» **THE EXERCISE**: Write out the complete material exactly as it stands.

[Begin INPUT]

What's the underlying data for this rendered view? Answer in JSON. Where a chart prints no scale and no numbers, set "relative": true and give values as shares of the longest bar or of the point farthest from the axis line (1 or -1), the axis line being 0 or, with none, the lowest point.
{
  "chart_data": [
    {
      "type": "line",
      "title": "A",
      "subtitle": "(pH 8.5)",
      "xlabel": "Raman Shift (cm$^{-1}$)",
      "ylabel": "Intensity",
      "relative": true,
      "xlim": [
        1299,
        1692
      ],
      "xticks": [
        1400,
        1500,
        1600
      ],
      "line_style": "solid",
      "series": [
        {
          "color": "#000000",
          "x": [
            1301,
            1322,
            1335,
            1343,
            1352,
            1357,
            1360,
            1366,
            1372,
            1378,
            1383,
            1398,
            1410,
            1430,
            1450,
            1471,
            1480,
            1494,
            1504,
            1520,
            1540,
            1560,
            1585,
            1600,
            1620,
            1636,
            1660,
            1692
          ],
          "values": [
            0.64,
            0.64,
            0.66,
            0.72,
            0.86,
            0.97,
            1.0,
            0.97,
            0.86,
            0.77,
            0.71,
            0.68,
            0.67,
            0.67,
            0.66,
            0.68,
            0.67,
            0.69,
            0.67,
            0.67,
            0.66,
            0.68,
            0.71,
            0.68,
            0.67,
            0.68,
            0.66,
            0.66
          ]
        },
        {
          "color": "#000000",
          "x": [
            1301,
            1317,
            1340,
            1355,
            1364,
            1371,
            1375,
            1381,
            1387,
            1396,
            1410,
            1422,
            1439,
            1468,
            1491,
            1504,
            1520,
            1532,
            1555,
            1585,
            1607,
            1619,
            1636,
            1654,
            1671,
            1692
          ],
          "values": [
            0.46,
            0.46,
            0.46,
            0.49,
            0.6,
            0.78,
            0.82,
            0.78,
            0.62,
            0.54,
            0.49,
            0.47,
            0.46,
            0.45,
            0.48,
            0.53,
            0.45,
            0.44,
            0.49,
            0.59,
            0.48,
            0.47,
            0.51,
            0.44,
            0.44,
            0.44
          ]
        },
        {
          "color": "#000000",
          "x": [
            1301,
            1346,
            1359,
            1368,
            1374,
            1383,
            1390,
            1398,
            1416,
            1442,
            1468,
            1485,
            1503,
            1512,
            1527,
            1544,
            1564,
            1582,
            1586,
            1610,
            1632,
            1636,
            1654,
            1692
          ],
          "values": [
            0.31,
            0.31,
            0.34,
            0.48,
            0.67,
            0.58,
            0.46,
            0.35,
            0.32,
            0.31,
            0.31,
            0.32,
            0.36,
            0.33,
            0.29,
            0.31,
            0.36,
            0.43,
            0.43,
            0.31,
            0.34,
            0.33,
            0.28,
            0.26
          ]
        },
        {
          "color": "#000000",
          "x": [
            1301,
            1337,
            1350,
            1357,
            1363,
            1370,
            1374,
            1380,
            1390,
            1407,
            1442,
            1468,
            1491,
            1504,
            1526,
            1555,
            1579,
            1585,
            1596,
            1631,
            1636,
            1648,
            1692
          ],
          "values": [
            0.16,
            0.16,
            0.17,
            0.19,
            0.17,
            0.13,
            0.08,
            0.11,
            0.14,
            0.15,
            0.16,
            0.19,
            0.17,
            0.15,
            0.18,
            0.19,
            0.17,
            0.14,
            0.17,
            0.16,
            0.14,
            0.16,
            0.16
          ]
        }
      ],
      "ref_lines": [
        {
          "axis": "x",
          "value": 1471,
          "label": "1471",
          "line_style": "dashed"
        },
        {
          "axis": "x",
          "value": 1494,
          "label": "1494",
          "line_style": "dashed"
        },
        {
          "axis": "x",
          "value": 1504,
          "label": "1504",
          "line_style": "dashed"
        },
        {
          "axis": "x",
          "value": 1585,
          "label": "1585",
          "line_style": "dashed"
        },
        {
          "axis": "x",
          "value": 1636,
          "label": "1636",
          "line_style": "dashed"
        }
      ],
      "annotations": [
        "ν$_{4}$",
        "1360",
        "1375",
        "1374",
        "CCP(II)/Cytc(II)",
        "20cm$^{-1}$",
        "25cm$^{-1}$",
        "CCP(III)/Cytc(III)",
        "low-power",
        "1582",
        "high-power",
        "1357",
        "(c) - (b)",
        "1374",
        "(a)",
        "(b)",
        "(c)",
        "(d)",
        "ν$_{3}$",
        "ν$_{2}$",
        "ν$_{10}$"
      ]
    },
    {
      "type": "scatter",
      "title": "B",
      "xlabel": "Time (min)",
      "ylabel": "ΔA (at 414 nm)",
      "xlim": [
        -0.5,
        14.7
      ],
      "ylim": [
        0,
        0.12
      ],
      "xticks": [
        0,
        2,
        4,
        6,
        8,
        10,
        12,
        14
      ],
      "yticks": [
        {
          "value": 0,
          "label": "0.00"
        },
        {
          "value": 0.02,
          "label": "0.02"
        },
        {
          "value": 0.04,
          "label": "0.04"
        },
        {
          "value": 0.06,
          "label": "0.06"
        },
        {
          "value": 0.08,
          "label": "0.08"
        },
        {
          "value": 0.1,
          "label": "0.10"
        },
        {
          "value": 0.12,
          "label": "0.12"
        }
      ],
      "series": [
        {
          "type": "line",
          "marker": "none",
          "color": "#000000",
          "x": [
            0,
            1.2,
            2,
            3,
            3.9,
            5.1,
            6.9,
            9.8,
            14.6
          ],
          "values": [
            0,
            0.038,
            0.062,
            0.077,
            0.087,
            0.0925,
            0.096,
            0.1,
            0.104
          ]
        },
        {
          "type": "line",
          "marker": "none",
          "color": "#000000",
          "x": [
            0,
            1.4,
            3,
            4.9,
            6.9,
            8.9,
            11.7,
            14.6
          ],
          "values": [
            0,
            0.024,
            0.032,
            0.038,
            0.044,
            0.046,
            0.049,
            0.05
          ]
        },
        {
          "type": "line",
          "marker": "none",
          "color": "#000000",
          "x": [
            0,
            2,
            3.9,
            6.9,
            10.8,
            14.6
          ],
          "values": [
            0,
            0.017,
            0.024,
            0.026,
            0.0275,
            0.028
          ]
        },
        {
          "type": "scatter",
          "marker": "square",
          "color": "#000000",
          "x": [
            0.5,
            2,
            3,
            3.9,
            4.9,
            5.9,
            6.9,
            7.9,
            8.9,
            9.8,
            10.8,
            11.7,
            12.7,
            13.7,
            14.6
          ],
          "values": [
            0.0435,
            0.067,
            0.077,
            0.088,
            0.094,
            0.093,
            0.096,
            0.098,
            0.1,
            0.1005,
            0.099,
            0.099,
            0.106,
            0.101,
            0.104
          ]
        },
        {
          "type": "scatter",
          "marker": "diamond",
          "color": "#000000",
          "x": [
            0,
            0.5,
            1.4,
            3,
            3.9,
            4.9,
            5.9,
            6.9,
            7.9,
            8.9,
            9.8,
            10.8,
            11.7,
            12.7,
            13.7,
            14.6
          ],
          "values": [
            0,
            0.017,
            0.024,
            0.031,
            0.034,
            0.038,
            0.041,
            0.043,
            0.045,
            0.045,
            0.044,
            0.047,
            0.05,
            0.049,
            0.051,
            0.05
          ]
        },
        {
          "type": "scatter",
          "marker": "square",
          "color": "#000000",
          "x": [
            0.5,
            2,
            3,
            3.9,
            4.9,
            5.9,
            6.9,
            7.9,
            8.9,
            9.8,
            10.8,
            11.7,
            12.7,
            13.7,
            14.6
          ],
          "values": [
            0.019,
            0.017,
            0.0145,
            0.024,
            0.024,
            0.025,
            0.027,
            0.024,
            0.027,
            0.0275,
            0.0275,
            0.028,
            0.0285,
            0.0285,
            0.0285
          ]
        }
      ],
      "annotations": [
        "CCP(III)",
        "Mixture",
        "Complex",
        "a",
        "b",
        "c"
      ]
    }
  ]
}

[End INPUT]

» **WORKED SOLUTION**:
What's the underlying data for this rendered view? Answer in JSON. Where a chart prints no scale and no numbers, set "relative": true and give values as shares of the longest bar or of the point farthest from the axis line (1 or -1), the axis line being 0 or, with none, the lowest point.
{
  "chart_data": [
    {
      "type": "line",
      "title": "A",
      "subtitle": "(pH 8.5)",
      "xlabel": "Raman Shift (cm$^{-1}$)",
      "ylabel": "Intensity",
      "relative": true,
      "xlim": [
        1299,
        1692
      ],
      "xticks": [
        1400,
        1500,
        1600
      ],
      "line_style": "solid",
      "series": [
        {
          "color": "#000000",
          "x": [
            1301,
            1322,
            1335,
            1343,
            1352,
            1357,
            1360,
            1366,
            1372,
            1378,
            1383,
            1398,
            1410,
            1430,
            1450,
            1471,
            1480,
            1494,
            1504,
            1520,
            1540,
            1560,
            1585,
            1600,
            1620,
            1636,
            1660,
            1692
          ],
          "values": [
            0.64,
            0.64,
            0.66,
            0.72,
            0.86,
            0.97,
            1.0,
            0.97,
            0.86,
            0.77,
            0.71,
            0.68,
            0.67,
            0.67,
            0.66,
            0.68,
            0.67,
            0.69,
            0.67,
            0.67,
            0.66,
            0.68,
            0.71,
            0.68,
            0.67,
            0.68,
            0.66,
            0.66
          ]
        },
        {
          "color": "#000000",
          "x": [
            1301,
            1317,
            1340,
            1355,
            1364,
            1371,
            1375,
            1381,
            1387,
            1396,
            1410,
            1422,
            1439,
            1468,
            1491,
            1504,
            1520,
            1532,
            1555,
            1585,
            1607,
            1619,
            1636,
            1654,
            1671,
            1692
          ],
          "values": [
            0.46,
            0.46,
            0.46,
            0.49,
            0.6,
            0.78,
            0.82,
            0.78,
            0.62,
            0.54,
            0.49,
            0.47,
            0.46,
            0.45,
            0.48,
            0.53,
            0.45,
            0.44,
            0.49,
            0.59,
            0.48,
            0.47,
            0.51,
            0.44,
            0.44,
            0.44
          ]
        },
        {
          "color": "#000000",
          "x": [
            1301,
            1346,
            1359,
            1368,
            1374,
            1383,
            1390,
            1398,
            1416,
            1442,
            1468,
            1485,
            1503,
            1512,
            1527,
            1544,
            1564,
            1582,
            1586,
            1610,
            1632,
            1636,
            1654,
            1692
          ],
          "values": [
            0.31,
            0.31,
            0.34,
            0.48,
            0.67,
            0.58,
            0.46,
            0.35,
            0.32,
            0.31,
            0.31,
            0.32,
            0.36,
            0.33,
            0.29,
            0.31,
            0.36,
            0.43,
            0.43,
            0.31,
            0.34,
            0.33,
            0.28,
            0.26
          ]
        },
        {
          "color": "#000000",
          "x": [
            1301,
            1337,
            1350,
            1357,
            1363,
            1370,
            1374,
            1380,
            1390,
            1407,
            1442,
            1468,
            1491,
            1504,
            1526,
            1555,
            1579,
            1585,
            1596,
            1631,
            1636,
            1648,
            1692
          ],
          "values": [
            0.16,
            0.16,
            0.17,
            0.19,
            0.17,
            0.13,
            0.08,
            0.11,
            0.14,
            0.15,
            0.16,
            0.19,
            0.17,
            0.15,
            0.18,
            0.19,
            0.17,
            0.14,
            0.17,
            0.16,
            0.14,
            0.16,
            0.16
          ]
        }
      ],
      "ref_lines": [
        {
          "axis": "x",
          "value": 1471,
          "label": "1471",
          "line_style": "dashed"
        },
        {
          "axis": "x",
          "value": 1494,
          "label": "1494",
          "line_style": "dashed"
        },
        {
          "axis": "x",
          "value": 1504,
          "label": "1504",
          "line_style": "dashed"
        },
        {
          "axis": "x",
          "value": 1585,
          "label": "1585",
          "line_style": "dashed"
        },
        {
          "axis": "x",
          "value": 1636,
          "label": "1636",
          "line_style": "dashed"
        }
      ],
      "annotations": [
        "ν$_{4}$",
        "1360",
        "1375",
        "1374",
        "CCP(II)/Cytc(II)",
        "20cm$^{-1}$",
        "25cm$^{-1}$",
        "CCP(III)/Cytc(III)",
        "low-power",
        "1582",
        "high-power",
        "1357",
        "(c) - (b)",
        "1374",
        "(a)",
        "(b)",
        "(c)",
        "(d)",
        "ν$_{3}$",
        "ν$_{2}$",
        "ν$_{10}$"
      ]
    },
    {
      "type": "scatter",
      "title": "B",
      "xlabel": "Time (min)",
      "ylabel": "ΔA (at 414 nm)",
      "xlim": [
        -0.5,
        14.7
      ],
      "ylim": [
        0,
        0.12
      ],
      "xticks": [
        0,
        2,
        4,
        6,
        8,
        10,
        12,
        14
      ],
      "yticks": [
        {
          "value": 0,
          "label": "0.00"
        },
        {
          "value": 0.02,
          "label": "0.02"
        },
        {
          "value": 0.04,
          "label": "0.04"
        },
        {
          "value": 0.06,
          "label": "0.06"
        },
        {
          "value": 0.08,
          "label": "0.08"
        },
        {
          "value": 0.1,
          "label": "0.10"
        },
        {
          "value": 0.12,
          "label": "0.12"
        }
      ],
      "series": [
        {
          "type": "line",
          "marker": "none",
          "color": "#000000",
          "x": [
            0,
            1.2,
            2,
            3,
            3.9,
            5.1,
            6.9,
            9.8,
            14.6
          ],
          "values": [
            0,
            0.038,
            0.062,
            0.077,
            0.087,
            0.0925,
            0.096,
            0.1,
            0.104
          ]
        },
        {
          "type": "line",
          "marker": "none",
          "color": "#000000",
          "x": [
            0,
            1.4,
            3,
            4.9,
            6.9,
            8.9,
            11.7,
            14.6
          ],
          "values": [
            0,
            0.024,
            0.032,
            0.038,
            0.044,
            0.046,
            0.049,
            0.05
          ]
        },
        {
          "type": "line",
          "marker": "none",
          "color": "#000000",
          "x": [
            0,
            2,
            3.9,
            6.9,
            10.8,
            14.6
          ],
          "values": [
            0,
            0.017,
            0.024,
            0.026,
            0.0275,
            0.028
          ]
        },
        {
          "type": "scatter",
          "marker": "square",
          "color": "#000000",
          "x": [
            0.5,
            2,
            3,
            3.9,
            4.9,
            5.9,
            6.9,
            7.9,
            8.9,
            9.8,
            10.8,
            11.7,
            12.7,
            13.7,
            14.6
          ],
          "values": [
            0.0435,
            0.067,
            0.077,
            0.088,
            0.094,
            0.093,
            0.096,
            0.098,
            0.1,
            0.1005,
            0.099,
            0.099,
            0.106,
            0.101,
            0.104
          ]
        },
        {
          "type": "scatter",
          "marker": "diamond",
          "color": "#000000",
          "x": [
            0,
            0.5,
            1.4,
            3,
            3.9,
            4.9,
            5.9,
            6.9,
            7.9,
            8.9,
            9.8,
            10.8,
            11.7,
            12.7,
            13.7,
            14.6
          ],
          "values": [
            0,
            0.017,
            0.024,
            0.031,
            0.034,
            0.038,
            0.041,
            0.043,
            0.045,
            0.045,
            0.044,
            0.047,
            0.05,
            0.049,
            0.051,
            0.05
          ]
        },
        {
          "type": "scatter",
          "marker": "square",
          "color": "#000000",
          "x": [
            0.5,
            2,
            3,
            3.9,
            4.9,
            5.9,
            6.9,
            7.9,
            8.9,
            9.8,
            10.8,
            11.7,
            12.7,
            13.7,
            14.6
          ],
          "values": [
            0.019,
            0.017,
            0.0145,
            0.024,
            0.024,
            0.025,
            0.027,
            0.024,
            0.027,
            0.0275,
            0.0275,
            0.028,
            0.0285,
            0.0285,
            0.0285
          ]
        }
      ],
      "annotations": [
        "CCP(III)",
        "Mixture",
        "Complex",
        "a",
        "b",
        "c"
      ]
    }
  ]
}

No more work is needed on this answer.